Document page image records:
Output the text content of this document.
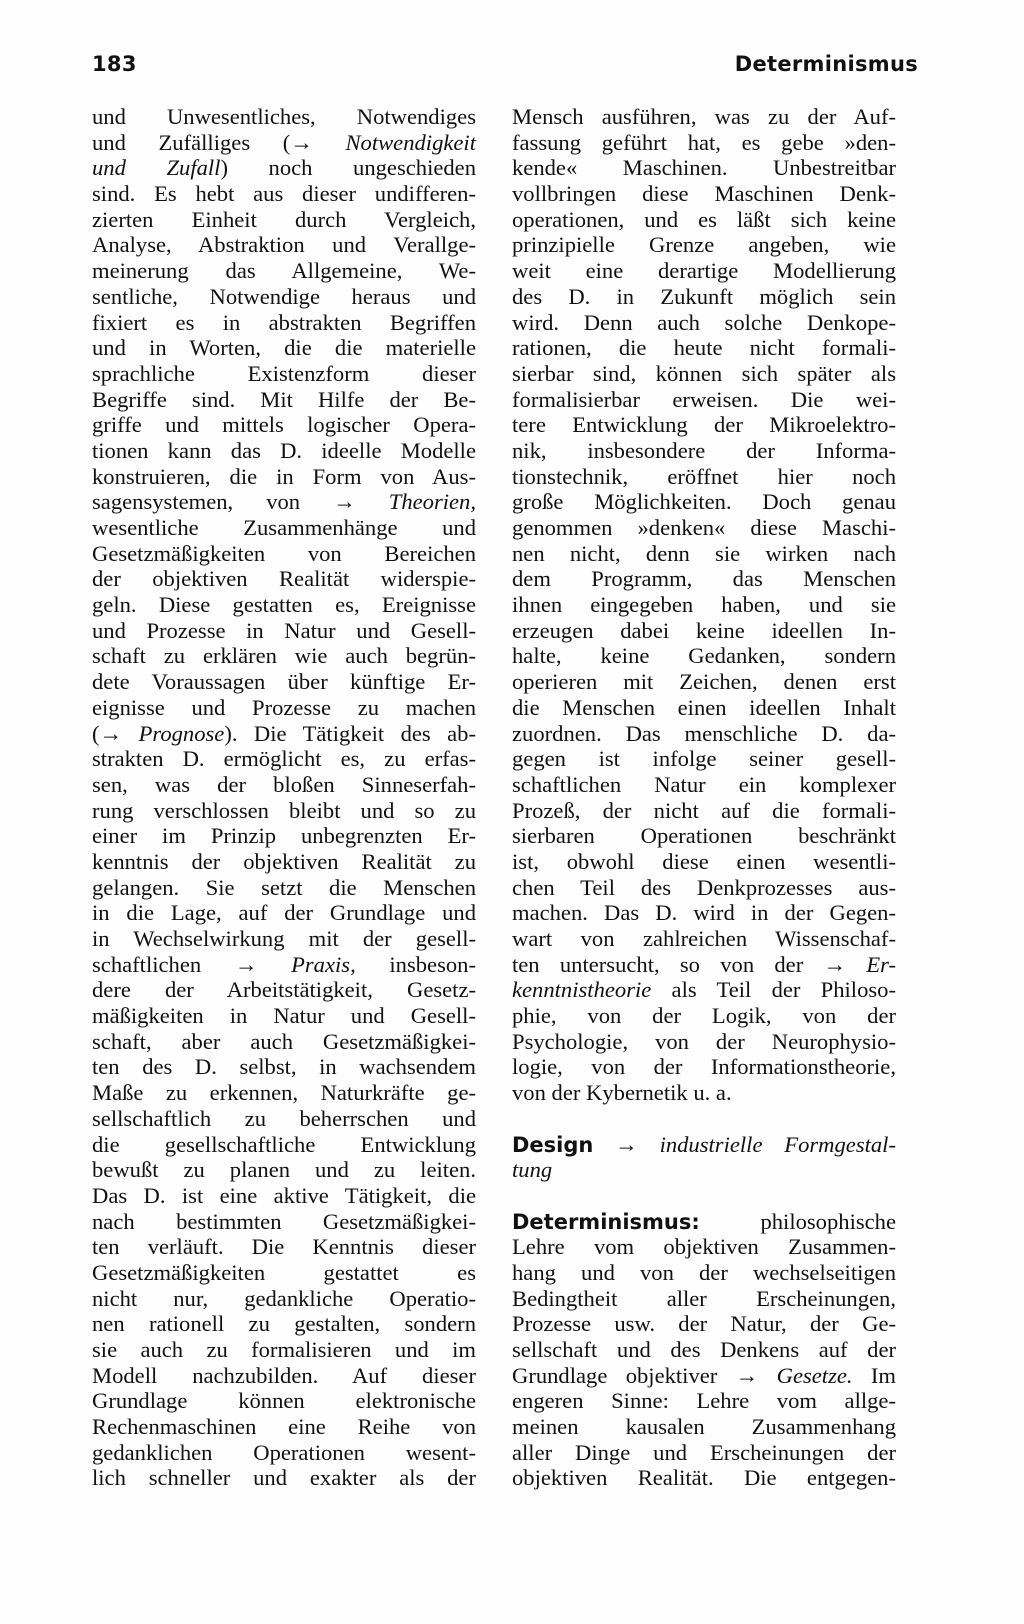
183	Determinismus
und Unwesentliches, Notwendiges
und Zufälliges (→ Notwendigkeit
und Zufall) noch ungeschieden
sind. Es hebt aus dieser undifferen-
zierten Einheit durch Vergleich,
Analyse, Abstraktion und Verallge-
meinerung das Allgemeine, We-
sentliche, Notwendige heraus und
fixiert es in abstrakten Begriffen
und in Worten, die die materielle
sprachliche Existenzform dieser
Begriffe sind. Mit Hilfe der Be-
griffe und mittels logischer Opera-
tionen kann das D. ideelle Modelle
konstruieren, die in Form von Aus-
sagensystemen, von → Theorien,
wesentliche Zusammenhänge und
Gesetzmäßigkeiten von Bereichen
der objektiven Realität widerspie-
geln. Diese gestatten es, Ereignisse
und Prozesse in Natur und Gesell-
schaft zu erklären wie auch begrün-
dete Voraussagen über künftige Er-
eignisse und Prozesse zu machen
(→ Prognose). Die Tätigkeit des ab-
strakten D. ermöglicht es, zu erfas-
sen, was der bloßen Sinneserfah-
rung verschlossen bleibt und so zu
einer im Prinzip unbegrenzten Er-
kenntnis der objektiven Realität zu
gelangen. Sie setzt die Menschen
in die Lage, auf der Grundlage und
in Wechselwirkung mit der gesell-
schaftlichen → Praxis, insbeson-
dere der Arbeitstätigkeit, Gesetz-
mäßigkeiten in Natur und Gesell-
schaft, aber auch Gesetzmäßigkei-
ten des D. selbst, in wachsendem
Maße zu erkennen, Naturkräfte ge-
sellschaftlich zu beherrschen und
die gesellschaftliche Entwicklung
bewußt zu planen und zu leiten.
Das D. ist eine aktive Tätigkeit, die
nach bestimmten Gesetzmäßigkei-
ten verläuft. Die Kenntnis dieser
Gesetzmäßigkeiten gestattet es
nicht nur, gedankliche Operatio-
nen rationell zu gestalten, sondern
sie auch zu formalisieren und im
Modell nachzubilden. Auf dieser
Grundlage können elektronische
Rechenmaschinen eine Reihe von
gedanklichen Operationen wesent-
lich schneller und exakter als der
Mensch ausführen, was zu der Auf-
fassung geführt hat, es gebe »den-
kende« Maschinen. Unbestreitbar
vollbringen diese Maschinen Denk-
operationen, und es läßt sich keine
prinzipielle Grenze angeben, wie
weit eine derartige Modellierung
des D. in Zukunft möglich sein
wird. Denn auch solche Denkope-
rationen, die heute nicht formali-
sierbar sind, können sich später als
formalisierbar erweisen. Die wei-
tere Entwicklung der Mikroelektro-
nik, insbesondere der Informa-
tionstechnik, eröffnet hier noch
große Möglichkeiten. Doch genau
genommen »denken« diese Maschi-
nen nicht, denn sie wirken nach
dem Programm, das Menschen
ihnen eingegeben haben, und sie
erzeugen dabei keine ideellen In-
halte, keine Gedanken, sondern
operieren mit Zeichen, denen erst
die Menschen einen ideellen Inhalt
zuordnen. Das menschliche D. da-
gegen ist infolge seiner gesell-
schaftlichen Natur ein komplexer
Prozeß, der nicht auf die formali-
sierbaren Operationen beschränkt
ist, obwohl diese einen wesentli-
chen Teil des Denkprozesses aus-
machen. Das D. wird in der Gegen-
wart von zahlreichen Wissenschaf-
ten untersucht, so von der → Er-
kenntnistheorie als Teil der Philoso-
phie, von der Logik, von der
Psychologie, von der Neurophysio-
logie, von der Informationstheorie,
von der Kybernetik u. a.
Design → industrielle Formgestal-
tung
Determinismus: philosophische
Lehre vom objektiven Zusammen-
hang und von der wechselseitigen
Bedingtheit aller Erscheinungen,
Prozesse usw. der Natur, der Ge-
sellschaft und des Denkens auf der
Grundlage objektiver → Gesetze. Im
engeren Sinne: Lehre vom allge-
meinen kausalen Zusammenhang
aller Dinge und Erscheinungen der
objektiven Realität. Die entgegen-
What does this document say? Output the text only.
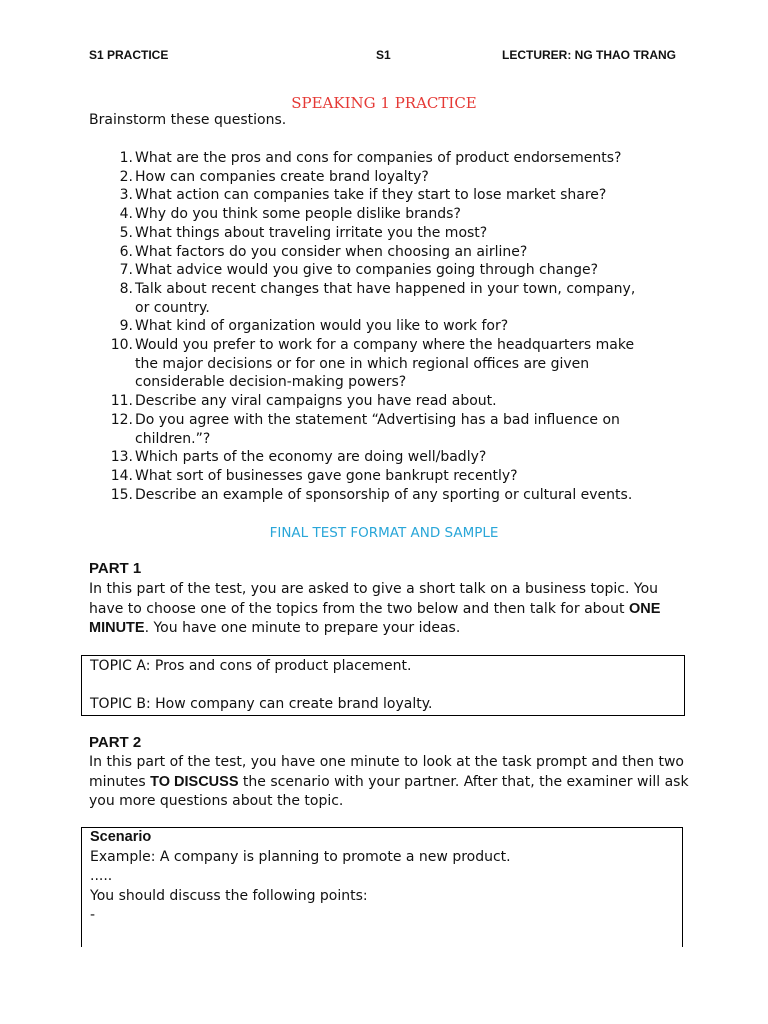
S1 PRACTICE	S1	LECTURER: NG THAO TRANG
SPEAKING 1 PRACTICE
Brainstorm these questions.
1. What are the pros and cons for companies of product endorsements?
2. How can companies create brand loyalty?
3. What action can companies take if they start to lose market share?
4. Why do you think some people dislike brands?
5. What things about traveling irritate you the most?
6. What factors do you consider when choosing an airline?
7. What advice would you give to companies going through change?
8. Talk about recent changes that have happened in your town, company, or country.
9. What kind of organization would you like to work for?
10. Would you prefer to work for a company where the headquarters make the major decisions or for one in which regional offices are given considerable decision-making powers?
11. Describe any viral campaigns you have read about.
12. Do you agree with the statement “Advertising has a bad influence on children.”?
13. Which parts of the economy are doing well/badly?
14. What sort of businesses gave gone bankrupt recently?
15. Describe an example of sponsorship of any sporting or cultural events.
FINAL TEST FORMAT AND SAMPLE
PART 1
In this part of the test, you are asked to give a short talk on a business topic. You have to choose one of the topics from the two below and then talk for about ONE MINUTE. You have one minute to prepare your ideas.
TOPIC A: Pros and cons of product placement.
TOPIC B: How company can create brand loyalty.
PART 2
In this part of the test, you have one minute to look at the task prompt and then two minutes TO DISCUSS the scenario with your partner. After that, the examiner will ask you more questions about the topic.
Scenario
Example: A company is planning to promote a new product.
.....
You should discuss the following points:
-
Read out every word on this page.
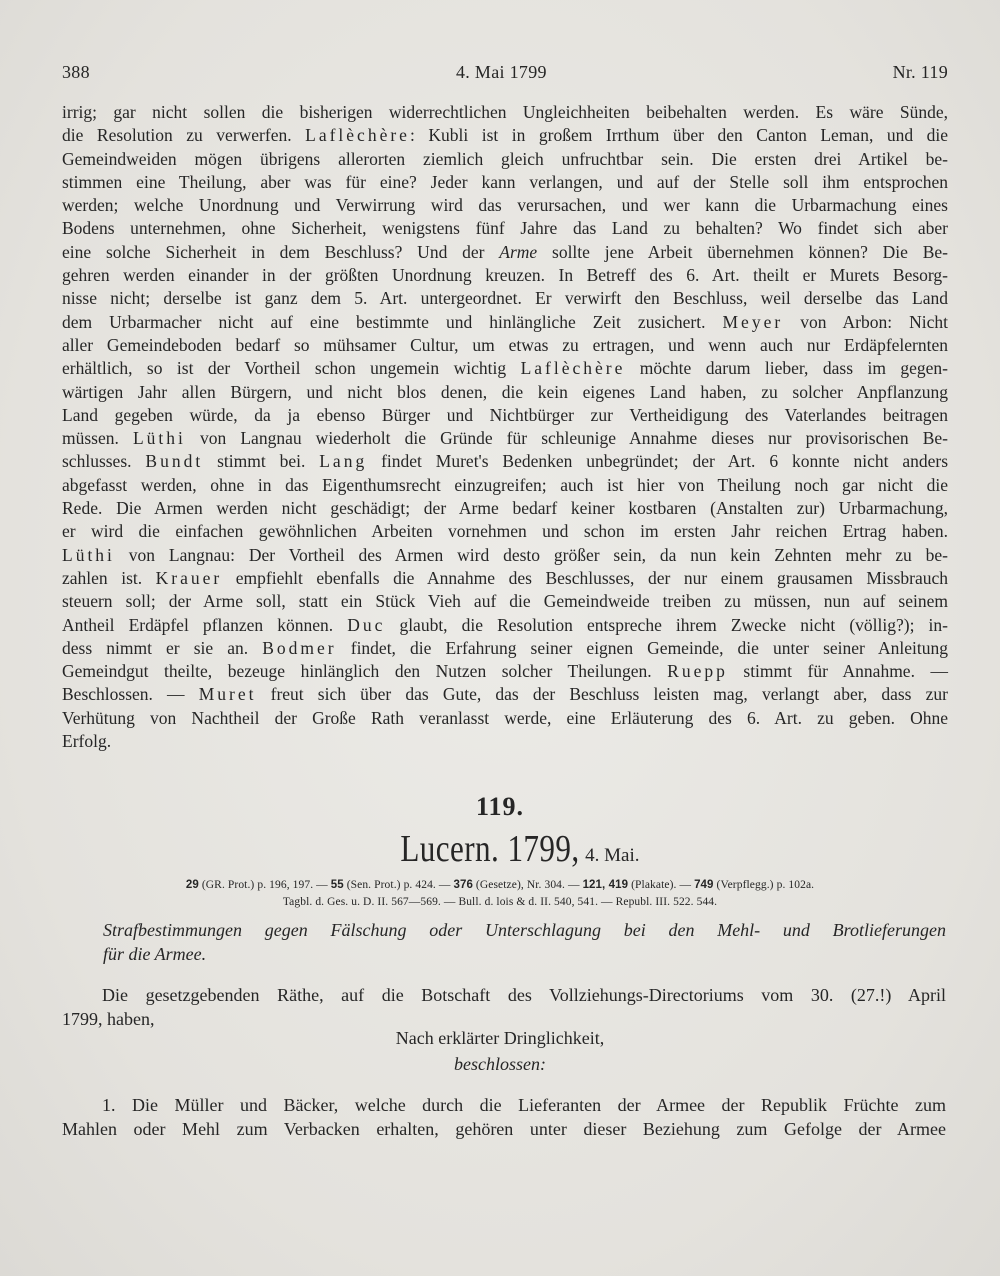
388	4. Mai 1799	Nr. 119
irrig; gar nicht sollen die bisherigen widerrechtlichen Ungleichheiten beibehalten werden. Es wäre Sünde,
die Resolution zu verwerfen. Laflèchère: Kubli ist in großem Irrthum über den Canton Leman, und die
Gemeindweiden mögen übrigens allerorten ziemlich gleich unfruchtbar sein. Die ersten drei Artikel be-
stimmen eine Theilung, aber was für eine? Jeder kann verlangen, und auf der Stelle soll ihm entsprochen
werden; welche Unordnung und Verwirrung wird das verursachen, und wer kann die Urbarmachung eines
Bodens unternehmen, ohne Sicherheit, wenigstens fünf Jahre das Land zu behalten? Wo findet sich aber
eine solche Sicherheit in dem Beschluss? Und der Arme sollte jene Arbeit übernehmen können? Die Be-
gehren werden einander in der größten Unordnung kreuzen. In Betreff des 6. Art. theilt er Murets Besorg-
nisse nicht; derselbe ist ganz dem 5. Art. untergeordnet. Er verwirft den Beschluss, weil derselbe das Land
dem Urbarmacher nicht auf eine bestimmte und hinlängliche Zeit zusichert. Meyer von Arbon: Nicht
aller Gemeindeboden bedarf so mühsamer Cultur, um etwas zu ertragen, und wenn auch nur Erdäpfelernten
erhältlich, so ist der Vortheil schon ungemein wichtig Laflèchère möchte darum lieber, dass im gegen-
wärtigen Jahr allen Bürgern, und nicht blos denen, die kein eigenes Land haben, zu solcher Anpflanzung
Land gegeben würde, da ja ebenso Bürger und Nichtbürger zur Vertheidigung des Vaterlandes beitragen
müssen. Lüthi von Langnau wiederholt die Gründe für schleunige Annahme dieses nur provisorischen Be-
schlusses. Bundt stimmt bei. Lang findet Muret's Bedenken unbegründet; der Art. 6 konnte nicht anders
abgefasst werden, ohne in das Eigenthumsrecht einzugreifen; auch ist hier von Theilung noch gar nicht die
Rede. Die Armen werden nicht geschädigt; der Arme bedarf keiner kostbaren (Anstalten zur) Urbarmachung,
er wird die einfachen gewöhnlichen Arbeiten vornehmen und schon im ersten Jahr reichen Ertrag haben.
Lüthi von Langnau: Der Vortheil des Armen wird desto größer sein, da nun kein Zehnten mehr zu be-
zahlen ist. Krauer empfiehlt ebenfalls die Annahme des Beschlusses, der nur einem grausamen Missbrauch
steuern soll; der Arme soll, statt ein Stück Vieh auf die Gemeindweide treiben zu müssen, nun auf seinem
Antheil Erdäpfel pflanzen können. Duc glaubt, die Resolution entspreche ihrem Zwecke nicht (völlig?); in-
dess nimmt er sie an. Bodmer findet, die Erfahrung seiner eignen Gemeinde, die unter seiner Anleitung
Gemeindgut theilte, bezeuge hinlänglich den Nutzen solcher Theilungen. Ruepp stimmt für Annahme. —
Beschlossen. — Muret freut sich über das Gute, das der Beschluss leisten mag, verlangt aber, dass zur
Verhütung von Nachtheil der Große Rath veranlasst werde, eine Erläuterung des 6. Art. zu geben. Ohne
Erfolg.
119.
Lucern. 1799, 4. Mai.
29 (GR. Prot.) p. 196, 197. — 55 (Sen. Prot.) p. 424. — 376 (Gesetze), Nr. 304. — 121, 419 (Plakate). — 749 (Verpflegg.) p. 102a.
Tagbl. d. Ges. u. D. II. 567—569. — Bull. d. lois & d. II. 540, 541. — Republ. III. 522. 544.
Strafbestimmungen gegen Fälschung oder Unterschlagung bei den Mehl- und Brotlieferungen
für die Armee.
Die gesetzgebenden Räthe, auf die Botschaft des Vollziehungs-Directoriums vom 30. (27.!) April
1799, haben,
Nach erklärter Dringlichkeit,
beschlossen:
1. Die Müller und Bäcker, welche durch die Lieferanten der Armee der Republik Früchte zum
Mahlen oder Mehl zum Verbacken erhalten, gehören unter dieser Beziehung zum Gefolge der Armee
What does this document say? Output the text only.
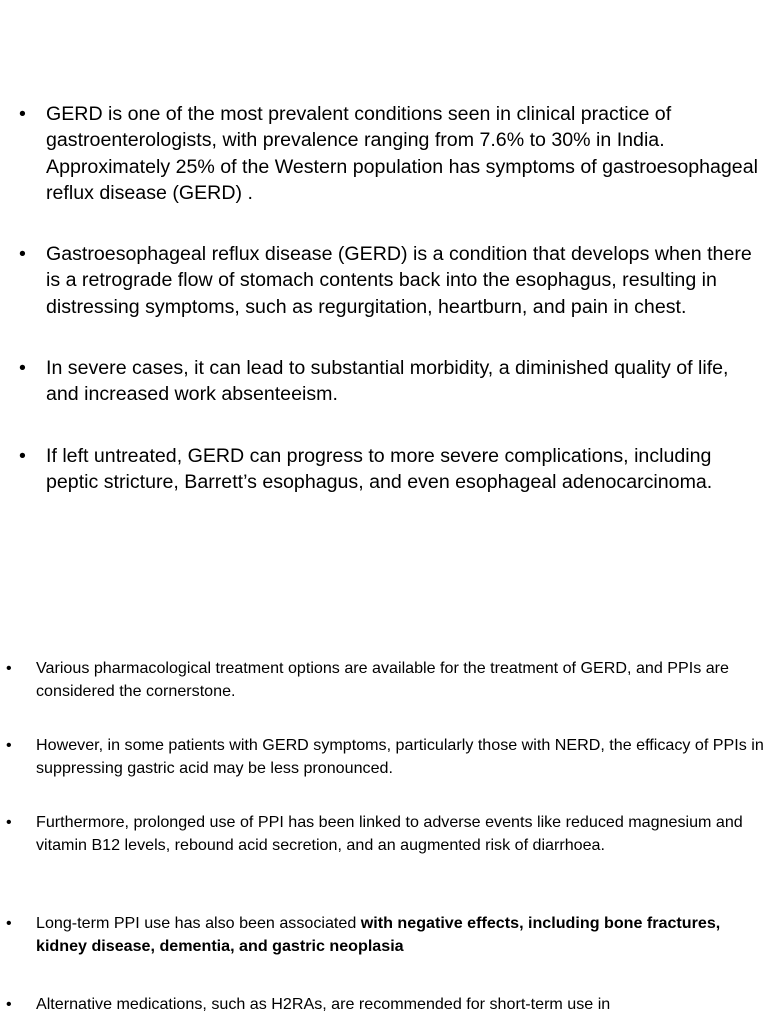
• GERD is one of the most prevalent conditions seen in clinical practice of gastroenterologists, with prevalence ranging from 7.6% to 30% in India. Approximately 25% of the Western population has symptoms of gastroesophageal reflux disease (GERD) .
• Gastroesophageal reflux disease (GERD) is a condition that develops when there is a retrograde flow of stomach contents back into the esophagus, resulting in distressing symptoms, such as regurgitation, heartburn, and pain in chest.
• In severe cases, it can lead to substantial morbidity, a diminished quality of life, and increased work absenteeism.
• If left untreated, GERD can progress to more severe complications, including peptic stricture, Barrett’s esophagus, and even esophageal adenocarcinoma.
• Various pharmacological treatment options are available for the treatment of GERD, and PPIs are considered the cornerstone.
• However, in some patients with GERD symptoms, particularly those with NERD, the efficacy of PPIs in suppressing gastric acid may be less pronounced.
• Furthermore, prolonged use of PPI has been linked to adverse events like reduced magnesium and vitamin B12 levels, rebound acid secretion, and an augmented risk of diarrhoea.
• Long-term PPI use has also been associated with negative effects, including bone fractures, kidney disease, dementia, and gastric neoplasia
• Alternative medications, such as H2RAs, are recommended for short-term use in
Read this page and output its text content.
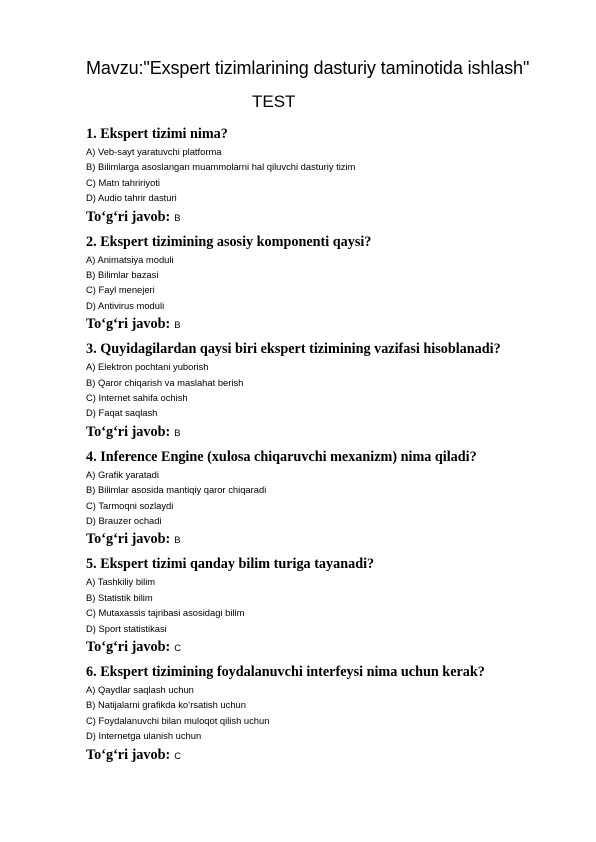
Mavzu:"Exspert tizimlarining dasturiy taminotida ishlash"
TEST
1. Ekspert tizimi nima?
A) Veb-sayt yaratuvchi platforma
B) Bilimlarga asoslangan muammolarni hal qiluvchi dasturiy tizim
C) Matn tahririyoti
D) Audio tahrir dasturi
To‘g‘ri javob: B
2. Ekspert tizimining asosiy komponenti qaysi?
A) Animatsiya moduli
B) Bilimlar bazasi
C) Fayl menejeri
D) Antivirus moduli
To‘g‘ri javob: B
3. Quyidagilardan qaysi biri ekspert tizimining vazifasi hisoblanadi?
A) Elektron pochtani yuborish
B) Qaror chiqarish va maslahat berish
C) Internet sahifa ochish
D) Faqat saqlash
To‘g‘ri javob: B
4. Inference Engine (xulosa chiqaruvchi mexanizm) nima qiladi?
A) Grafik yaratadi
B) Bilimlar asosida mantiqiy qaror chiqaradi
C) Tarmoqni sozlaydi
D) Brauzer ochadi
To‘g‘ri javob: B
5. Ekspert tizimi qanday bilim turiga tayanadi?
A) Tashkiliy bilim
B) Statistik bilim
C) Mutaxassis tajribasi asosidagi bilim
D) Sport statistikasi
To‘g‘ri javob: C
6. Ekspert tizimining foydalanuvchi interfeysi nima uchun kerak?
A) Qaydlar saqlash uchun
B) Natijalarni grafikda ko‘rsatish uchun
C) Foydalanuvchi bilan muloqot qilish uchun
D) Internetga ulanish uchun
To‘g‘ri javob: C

Exercise requirements:
When a line of the records includes "ersten", that line belongs in the answer.

Task output:
Gemeindweiden mögen übrigens allerorten ziemlich gleich unfruchtbar sein. Die ersten drei Artikel be-
er wird die einfachen gewöhnlichen Arbeiten vornehmen und schon im ersten Jahr reichen Ertrag haben.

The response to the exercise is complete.